◆ THE TASK
Locate all lines with the word "this". Copy them.

◆ ENTRIES PROVIDED
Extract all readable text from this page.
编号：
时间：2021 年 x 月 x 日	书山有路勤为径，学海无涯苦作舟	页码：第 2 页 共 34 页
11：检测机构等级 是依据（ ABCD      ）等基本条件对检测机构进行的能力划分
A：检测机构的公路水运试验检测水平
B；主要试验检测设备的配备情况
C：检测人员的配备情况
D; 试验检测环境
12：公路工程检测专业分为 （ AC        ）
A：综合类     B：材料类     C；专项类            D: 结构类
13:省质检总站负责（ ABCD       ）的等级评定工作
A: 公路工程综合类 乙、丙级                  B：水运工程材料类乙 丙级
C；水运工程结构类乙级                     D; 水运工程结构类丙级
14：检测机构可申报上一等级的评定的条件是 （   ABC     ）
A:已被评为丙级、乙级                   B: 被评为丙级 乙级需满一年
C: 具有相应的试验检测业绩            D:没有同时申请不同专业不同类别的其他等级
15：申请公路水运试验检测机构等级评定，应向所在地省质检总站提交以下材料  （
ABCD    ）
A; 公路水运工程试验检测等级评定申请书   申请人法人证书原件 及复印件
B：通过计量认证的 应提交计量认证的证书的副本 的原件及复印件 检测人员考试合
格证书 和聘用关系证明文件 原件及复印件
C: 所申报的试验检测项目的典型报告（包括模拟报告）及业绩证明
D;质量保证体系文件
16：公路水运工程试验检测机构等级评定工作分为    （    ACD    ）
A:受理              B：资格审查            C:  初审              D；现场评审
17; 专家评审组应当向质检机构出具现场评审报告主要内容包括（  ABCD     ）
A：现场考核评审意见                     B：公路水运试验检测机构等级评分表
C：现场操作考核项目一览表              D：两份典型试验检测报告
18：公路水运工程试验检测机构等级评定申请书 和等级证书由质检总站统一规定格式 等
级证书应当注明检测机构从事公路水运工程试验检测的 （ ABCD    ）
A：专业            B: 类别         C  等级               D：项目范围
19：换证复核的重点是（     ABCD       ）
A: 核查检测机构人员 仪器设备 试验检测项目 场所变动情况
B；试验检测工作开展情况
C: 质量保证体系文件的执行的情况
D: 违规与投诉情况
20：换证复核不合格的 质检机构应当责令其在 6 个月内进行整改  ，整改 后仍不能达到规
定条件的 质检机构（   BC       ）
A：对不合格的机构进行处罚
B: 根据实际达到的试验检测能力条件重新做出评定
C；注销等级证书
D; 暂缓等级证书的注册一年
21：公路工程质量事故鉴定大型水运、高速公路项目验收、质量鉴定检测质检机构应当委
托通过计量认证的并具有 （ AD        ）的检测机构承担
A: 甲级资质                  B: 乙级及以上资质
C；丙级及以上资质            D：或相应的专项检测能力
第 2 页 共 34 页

--

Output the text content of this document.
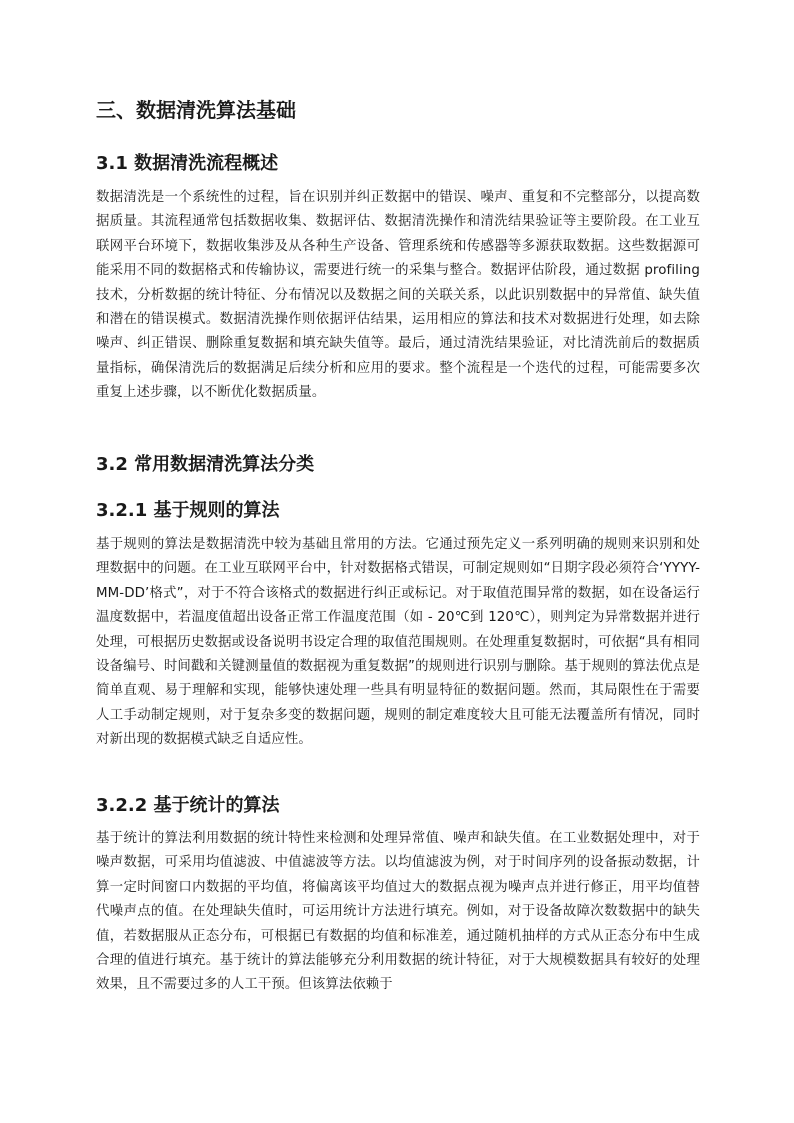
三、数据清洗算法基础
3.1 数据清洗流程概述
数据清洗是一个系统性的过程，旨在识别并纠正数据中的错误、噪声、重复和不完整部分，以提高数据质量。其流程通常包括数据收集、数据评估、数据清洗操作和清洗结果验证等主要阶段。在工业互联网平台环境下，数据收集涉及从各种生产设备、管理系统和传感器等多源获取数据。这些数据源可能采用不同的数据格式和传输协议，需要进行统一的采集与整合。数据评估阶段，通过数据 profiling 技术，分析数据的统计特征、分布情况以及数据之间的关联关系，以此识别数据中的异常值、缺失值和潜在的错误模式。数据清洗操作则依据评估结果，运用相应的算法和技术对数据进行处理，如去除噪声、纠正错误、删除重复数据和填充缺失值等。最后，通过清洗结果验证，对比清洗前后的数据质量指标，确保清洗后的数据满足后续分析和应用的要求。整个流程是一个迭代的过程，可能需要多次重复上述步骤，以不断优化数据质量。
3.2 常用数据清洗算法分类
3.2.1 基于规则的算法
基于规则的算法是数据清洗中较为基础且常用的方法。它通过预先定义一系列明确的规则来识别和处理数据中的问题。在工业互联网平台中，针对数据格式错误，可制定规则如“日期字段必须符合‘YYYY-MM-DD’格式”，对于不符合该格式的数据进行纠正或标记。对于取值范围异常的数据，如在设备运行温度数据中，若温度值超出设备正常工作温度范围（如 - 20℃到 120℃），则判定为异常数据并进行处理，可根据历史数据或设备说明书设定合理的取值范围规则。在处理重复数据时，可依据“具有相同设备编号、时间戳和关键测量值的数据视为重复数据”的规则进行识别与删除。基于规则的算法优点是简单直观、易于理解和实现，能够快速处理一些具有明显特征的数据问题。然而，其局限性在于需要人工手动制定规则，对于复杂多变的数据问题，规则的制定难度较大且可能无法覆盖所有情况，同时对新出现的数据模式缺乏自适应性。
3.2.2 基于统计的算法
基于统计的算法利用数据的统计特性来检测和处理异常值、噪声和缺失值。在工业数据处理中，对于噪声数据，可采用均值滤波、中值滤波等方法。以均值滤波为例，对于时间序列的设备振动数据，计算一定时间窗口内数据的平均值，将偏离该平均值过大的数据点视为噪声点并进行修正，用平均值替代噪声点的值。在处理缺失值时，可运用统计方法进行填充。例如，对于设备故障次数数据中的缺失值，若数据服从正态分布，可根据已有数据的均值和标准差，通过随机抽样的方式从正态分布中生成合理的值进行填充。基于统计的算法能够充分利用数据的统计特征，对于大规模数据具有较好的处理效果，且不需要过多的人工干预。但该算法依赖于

◆ SOLUTION
Extract all readable text from this page.
Output the text content of this document.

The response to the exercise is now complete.